GOAL –
Extract every line of the material that holds the string "JSON".
-- START EXCERPTED DATA --
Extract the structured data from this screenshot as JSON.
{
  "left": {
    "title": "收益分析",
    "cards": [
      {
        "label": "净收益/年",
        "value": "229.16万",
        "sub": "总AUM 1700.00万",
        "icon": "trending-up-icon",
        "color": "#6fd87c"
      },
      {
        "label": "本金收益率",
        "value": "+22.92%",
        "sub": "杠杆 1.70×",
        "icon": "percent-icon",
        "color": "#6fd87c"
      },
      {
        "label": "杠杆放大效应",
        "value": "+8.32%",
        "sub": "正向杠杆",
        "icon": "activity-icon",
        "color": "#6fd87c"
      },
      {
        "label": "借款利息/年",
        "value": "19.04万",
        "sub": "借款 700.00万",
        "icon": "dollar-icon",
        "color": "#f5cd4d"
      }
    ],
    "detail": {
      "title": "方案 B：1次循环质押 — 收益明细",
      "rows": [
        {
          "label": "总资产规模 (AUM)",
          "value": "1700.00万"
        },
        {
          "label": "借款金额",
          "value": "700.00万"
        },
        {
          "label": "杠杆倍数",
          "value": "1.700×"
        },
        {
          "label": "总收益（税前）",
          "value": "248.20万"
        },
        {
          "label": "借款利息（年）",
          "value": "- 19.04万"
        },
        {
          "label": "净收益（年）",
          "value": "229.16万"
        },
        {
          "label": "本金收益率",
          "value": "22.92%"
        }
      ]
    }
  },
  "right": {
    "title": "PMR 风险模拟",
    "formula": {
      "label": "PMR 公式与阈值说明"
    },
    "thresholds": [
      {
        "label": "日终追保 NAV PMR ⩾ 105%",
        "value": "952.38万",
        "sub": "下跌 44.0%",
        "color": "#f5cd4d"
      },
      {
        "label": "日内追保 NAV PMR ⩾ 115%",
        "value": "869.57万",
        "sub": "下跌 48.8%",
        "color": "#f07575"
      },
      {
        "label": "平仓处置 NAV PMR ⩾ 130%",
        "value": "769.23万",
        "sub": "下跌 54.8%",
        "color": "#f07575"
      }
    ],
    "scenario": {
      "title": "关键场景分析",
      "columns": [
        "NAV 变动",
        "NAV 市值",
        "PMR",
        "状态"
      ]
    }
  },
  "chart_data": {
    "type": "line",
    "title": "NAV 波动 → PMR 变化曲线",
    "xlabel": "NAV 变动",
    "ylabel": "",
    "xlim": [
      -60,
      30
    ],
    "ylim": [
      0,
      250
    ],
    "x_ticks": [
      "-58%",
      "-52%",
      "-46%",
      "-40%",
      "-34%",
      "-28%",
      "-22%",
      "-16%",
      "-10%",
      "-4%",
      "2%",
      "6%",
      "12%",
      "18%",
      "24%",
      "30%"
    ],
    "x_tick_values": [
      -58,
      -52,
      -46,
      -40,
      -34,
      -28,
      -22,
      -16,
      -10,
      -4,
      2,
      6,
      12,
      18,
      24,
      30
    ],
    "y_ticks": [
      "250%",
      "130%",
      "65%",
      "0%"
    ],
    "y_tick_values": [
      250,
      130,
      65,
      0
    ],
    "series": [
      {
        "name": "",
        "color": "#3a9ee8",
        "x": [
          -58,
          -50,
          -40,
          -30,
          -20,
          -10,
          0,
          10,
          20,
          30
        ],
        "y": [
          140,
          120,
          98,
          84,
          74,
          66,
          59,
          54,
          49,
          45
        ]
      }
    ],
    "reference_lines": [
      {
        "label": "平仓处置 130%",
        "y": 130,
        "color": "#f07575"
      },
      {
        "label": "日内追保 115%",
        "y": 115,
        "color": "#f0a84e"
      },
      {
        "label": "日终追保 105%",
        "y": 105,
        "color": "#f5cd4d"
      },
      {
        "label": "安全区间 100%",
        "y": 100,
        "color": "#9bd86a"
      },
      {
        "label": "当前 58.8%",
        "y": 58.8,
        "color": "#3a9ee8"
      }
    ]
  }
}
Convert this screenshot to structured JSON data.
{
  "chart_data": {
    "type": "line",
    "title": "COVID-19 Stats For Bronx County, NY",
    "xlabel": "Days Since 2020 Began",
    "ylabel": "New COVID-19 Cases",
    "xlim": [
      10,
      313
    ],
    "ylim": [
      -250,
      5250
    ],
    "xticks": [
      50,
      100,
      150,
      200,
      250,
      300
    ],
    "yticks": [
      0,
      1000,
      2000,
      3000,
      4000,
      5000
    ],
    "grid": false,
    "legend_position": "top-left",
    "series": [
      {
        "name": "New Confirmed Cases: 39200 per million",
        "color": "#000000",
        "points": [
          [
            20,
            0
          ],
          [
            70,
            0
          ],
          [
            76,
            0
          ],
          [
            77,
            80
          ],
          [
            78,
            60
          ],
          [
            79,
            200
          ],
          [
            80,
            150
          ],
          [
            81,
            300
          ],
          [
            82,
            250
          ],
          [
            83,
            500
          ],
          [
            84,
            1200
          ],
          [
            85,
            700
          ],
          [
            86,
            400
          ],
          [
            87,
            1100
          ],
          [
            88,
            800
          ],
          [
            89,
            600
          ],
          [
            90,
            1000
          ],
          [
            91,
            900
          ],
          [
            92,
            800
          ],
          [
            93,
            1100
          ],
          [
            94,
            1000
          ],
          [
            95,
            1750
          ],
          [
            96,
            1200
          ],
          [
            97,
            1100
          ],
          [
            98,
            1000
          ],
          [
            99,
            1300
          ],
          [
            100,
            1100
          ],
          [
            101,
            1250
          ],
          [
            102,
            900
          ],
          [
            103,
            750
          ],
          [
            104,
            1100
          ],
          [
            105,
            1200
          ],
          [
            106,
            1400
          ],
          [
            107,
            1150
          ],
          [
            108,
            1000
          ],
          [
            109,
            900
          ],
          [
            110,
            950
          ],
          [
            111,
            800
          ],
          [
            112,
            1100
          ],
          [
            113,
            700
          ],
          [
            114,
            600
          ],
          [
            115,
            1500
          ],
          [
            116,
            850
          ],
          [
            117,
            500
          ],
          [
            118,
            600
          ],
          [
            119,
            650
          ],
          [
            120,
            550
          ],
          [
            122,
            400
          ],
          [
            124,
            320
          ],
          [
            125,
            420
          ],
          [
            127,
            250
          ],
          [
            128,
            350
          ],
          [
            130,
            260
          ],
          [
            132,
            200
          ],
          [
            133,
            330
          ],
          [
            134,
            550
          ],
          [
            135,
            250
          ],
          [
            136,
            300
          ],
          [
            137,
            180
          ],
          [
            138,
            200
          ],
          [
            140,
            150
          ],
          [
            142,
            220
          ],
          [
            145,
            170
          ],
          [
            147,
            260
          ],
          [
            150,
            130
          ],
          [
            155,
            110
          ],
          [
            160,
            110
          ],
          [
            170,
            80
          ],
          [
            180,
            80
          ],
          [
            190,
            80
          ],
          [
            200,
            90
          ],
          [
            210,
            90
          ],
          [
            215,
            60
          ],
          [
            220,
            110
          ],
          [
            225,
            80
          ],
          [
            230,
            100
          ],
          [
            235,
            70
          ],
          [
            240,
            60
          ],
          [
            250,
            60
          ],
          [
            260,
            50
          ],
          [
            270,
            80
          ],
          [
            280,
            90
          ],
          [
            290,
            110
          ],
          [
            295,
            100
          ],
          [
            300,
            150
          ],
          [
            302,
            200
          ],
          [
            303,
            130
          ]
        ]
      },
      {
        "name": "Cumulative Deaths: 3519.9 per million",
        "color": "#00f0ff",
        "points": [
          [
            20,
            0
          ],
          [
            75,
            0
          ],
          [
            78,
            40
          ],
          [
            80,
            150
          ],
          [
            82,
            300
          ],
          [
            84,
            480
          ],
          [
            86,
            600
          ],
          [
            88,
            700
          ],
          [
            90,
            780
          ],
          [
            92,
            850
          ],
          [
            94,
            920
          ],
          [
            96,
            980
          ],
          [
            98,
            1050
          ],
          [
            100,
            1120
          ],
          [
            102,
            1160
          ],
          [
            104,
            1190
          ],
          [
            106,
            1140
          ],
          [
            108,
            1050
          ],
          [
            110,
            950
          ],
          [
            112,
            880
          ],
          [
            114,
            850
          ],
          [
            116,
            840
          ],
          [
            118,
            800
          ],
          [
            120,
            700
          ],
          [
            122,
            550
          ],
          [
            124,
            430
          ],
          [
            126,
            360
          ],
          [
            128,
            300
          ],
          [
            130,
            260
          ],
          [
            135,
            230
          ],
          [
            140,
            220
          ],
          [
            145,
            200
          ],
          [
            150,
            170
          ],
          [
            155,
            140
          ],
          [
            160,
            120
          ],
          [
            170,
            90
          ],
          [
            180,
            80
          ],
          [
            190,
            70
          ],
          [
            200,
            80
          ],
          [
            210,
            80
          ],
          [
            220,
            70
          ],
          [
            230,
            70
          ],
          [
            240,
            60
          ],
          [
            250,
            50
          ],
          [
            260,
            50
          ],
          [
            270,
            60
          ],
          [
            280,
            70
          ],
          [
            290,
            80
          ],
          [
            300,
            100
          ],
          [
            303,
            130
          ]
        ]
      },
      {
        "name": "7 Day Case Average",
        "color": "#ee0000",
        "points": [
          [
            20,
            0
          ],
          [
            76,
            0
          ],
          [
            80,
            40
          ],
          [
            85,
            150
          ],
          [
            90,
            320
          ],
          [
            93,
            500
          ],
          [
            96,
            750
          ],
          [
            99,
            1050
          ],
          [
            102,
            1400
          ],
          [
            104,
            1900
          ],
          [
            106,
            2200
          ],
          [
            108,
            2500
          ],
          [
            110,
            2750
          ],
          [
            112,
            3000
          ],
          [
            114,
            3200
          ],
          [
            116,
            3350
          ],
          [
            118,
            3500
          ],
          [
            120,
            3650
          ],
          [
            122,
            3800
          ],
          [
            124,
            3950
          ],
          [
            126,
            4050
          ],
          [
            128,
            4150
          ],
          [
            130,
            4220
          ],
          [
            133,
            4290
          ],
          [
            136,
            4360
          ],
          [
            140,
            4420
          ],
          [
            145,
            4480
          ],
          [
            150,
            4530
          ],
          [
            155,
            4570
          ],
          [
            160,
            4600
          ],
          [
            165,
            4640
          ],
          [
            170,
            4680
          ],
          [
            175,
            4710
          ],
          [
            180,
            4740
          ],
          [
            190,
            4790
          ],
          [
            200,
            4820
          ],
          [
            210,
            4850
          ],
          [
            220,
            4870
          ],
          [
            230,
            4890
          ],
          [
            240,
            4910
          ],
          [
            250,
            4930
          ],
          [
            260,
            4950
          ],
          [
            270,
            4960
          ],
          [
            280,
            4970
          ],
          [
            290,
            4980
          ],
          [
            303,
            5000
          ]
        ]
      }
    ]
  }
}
-- END EXCERPTED DATA --
EXPECTED OUTPUT –
Extract the structured data from this screenshot as JSON.
Convert this screenshot to structured JSON data.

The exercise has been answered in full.